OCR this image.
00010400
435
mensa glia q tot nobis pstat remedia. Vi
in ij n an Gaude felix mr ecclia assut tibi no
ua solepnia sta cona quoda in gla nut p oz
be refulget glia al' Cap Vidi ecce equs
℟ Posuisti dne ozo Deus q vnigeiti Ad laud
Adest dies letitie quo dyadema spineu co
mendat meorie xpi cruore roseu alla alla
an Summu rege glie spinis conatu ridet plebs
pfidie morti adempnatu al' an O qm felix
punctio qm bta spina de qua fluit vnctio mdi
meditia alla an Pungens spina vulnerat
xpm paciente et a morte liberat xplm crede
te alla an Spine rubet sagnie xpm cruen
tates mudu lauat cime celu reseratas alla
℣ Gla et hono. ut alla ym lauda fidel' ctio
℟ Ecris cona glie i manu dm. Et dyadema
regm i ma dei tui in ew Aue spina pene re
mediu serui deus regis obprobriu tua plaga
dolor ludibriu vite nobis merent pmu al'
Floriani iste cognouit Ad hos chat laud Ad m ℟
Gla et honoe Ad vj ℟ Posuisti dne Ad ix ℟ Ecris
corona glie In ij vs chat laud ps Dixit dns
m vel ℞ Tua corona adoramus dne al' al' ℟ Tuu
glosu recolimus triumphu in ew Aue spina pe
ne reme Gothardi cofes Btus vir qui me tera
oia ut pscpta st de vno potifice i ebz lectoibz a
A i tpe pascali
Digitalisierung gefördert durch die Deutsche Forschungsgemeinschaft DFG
:::
Given instruction:
Where a line above contains the word "corona", copy that line.

Written response:
corona glie In ij vs chat laud ps Dixit dns
m vel ℞ Tua corona adoramus dne al' al' ℟ Tuu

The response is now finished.